=== What this task involves ===
Please write out every one of the records below word for word, keeping each line unchanged.

■ ■ ■ ■

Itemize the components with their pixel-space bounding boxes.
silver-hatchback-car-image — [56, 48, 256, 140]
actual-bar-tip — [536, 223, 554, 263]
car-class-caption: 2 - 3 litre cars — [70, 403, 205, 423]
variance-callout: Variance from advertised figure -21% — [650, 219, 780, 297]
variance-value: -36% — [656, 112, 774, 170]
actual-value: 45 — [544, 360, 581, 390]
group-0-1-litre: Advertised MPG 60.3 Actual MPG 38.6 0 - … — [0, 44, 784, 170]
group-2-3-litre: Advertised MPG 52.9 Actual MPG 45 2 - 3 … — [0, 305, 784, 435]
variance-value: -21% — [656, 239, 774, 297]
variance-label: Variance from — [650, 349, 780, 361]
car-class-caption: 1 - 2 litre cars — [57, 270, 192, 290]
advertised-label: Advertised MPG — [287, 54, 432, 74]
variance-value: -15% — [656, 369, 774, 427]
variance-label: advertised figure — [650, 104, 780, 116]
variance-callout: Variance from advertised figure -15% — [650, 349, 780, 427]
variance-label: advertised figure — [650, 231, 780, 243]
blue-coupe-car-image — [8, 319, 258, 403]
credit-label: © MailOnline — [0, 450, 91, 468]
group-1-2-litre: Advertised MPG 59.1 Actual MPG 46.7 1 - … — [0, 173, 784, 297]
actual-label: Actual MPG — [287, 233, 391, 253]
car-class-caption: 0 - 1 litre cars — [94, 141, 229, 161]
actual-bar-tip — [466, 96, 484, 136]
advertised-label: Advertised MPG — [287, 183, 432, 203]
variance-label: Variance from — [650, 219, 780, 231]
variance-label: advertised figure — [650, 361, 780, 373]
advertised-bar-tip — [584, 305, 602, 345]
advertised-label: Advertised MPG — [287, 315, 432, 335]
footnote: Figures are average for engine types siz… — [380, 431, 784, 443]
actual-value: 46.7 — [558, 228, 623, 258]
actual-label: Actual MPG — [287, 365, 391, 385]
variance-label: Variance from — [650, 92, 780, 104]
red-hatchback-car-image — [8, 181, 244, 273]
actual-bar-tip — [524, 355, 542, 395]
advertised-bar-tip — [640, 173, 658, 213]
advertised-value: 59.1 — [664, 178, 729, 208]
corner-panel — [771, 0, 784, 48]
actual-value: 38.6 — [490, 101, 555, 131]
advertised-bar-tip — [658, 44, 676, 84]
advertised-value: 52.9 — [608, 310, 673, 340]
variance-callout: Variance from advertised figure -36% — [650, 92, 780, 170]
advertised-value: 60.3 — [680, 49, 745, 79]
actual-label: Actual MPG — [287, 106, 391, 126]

■ ■ ■ ■

=== Written response ===
Itemize the components with their pixel-space bounding boxes.
silver-hatchback-car-image — [56, 48, 256, 140]
actual-bar-tip — [536, 223, 554, 263]
car-class-caption: 2 - 3 litre cars — [70, 403, 205, 423]
variance-callout: Variance from advertised figure -21% — [650, 219, 780, 297]
variance-value: -36% — [656, 112, 774, 170]
actual-value: 45 — [544, 360, 581, 390]
group-0-1-litre: Advertised MPG 60.3 Actual MPG 38.6 0 - … — [0, 44, 784, 170]
group-2-3-litre: Advertised MPG 52.9 Actual MPG 45 2 - 3 … — [0, 305, 784, 435]
variance-value: -21% — [656, 239, 774, 297]
variance-label: Variance from — [650, 349, 780, 361]
car-class-caption: 1 - 2 litre cars — [57, 270, 192, 290]
advertised-label: Advertised MPG — [287, 54, 432, 74]
variance-value: -15% — [656, 369, 774, 427]
variance-label: advertised figure — [650, 104, 780, 116]
variance-callout: Variance from advertised figure -15% — [650, 349, 780, 427]
variance-label: advertised figure — [650, 231, 780, 243]
blue-coupe-car-image — [8, 319, 258, 403]
credit-label: © MailOnline — [0, 450, 91, 468]
group-1-2-litre: Advertised MPG 59.1 Actual MPG 46.7 1 - … — [0, 173, 784, 297]
actual-label: Actual MPG — [287, 233, 391, 253]
car-class-caption: 0 - 1 litre cars — [94, 141, 229, 161]
actual-bar-tip — [466, 96, 484, 136]
advertised-label: Advertised MPG — [287, 183, 432, 203]
variance-label: Variance from — [650, 219, 780, 231]
variance-label: advertised figure — [650, 361, 780, 373]
advertised-bar-tip — [584, 305, 602, 345]
advertised-label: Advertised MPG — [287, 315, 432, 335]
footnote: Figures are average for engine types siz… — [380, 431, 784, 443]
actual-value: 46.7 — [558, 228, 623, 258]
actual-label: Actual MPG — [287, 365, 391, 385]
variance-label: Variance from — [650, 92, 780, 104]
red-hatchback-car-image — [8, 181, 244, 273]
actual-bar-tip — [524, 355, 542, 395]
advertised-bar-tip — [640, 173, 658, 213]
advertised-value: 59.1 — [664, 178, 729, 208]
corner-panel — [771, 0, 784, 48]
actual-value: 38.6 — [490, 101, 555, 131]
advertised-bar-tip — [658, 44, 676, 84]
advertised-value: 52.9 — [608, 310, 673, 340]
variance-callout: Variance from advertised figure -36% — [650, 92, 780, 170]
advertised-value: 60.3 — [680, 49, 745, 79]
actual-label: Actual MPG — [287, 106, 391, 126]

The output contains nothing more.